● Requirement
Copy the listing below line for line, changing nothing.

● Task data
-.-.-

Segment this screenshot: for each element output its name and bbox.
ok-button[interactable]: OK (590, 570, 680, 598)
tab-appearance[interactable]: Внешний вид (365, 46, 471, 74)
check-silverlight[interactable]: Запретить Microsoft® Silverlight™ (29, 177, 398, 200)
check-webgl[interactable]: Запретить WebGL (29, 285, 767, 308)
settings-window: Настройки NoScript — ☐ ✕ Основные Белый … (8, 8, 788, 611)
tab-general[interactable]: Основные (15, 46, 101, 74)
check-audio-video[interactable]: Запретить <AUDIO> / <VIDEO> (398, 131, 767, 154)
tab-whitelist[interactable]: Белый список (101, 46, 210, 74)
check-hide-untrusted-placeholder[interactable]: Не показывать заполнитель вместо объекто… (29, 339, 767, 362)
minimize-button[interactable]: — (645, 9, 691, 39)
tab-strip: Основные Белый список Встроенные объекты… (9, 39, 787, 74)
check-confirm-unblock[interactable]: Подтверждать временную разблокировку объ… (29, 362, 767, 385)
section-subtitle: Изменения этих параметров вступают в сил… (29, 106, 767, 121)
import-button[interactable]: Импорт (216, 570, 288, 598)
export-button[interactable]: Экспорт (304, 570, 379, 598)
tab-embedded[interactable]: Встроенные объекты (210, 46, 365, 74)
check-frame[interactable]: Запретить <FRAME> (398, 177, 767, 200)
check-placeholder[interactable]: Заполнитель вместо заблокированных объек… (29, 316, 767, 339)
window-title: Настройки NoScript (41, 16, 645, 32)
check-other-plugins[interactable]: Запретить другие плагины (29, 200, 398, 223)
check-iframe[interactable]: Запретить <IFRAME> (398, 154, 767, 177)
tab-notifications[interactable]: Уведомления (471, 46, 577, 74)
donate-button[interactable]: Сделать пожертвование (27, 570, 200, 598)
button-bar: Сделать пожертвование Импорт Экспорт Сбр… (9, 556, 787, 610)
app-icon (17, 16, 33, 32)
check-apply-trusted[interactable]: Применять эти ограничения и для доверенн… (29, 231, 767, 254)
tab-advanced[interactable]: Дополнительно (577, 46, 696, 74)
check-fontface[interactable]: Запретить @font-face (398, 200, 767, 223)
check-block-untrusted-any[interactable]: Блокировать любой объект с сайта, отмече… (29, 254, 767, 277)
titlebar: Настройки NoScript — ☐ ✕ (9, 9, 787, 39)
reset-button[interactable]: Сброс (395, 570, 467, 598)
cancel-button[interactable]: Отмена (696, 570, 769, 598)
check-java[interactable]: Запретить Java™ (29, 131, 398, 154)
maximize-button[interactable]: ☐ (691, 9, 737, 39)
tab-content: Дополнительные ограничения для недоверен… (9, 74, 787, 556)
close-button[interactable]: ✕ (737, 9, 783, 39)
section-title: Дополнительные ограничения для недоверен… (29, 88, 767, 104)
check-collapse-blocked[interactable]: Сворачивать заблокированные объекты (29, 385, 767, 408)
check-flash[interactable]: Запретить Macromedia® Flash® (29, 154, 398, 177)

-.-.-

● Exercise output
Segment this screenshot: for each element output its name and bbox.
ok-button[interactable]: OK (590, 570, 680, 598)
tab-appearance[interactable]: Внешний вид (365, 46, 471, 74)
check-silverlight[interactable]: Запретить Microsoft® Silverlight™ (29, 177, 398, 200)
check-webgl[interactable]: Запретить WebGL (29, 285, 767, 308)
settings-window: Настройки NoScript — ☐ ✕ Основные Белый … (8, 8, 788, 611)
tab-general[interactable]: Основные (15, 46, 101, 74)
check-audio-video[interactable]: Запретить <AUDIO> / <VIDEO> (398, 131, 767, 154)
tab-whitelist[interactable]: Белый список (101, 46, 210, 74)
check-hide-untrusted-placeholder[interactable]: Не показывать заполнитель вместо объекто… (29, 339, 767, 362)
minimize-button[interactable]: — (645, 9, 691, 39)
tab-strip: Основные Белый список Встроенные объекты… (9, 39, 787, 74)
check-confirm-unblock[interactable]: Подтверждать временную разблокировку объ… (29, 362, 767, 385)
section-subtitle: Изменения этих параметров вступают в сил… (29, 106, 767, 121)
import-button[interactable]: Импорт (216, 570, 288, 598)
export-button[interactable]: Экспорт (304, 570, 379, 598)
tab-embedded[interactable]: Встроенные объекты (210, 46, 365, 74)
check-frame[interactable]: Запретить <FRAME> (398, 177, 767, 200)
check-placeholder[interactable]: Заполнитель вместо заблокированных объек… (29, 316, 767, 339)
window-title: Настройки NoScript (41, 16, 645, 32)
check-other-plugins[interactable]: Запретить другие плагины (29, 200, 398, 223)
check-iframe[interactable]: Запретить <IFRAME> (398, 154, 767, 177)
tab-notifications[interactable]: Уведомления (471, 46, 577, 74)
donate-button[interactable]: Сделать пожертвование (27, 570, 200, 598)
button-bar: Сделать пожертвование Импорт Экспорт Сбр… (9, 556, 787, 610)
app-icon (17, 16, 33, 32)
check-apply-trusted[interactable]: Применять эти ограничения и для доверенн… (29, 231, 767, 254)
tab-advanced[interactable]: Дополнительно (577, 46, 696, 74)
check-fontface[interactable]: Запретить @font-face (398, 200, 767, 223)
check-block-untrusted-any[interactable]: Блокировать любой объект с сайта, отмече… (29, 254, 767, 277)
titlebar: Настройки NoScript — ☐ ✕ (9, 9, 787, 39)
reset-button[interactable]: Сброс (395, 570, 467, 598)
cancel-button[interactable]: Отмена (696, 570, 769, 598)
check-java[interactable]: Запретить Java™ (29, 131, 398, 154)
maximize-button[interactable]: ☐ (691, 9, 737, 39)
tab-content: Дополнительные ограничения для недоверен… (9, 74, 787, 556)
close-button[interactable]: ✕ (737, 9, 783, 39)
section-title: Дополнительные ограничения для недоверен… (29, 88, 767, 104)
check-collapse-blocked[interactable]: Сворачивать заблокированные объекты (29, 385, 767, 408)
check-flash[interactable]: Запретить Macromedia® Flash® (29, 154, 398, 177)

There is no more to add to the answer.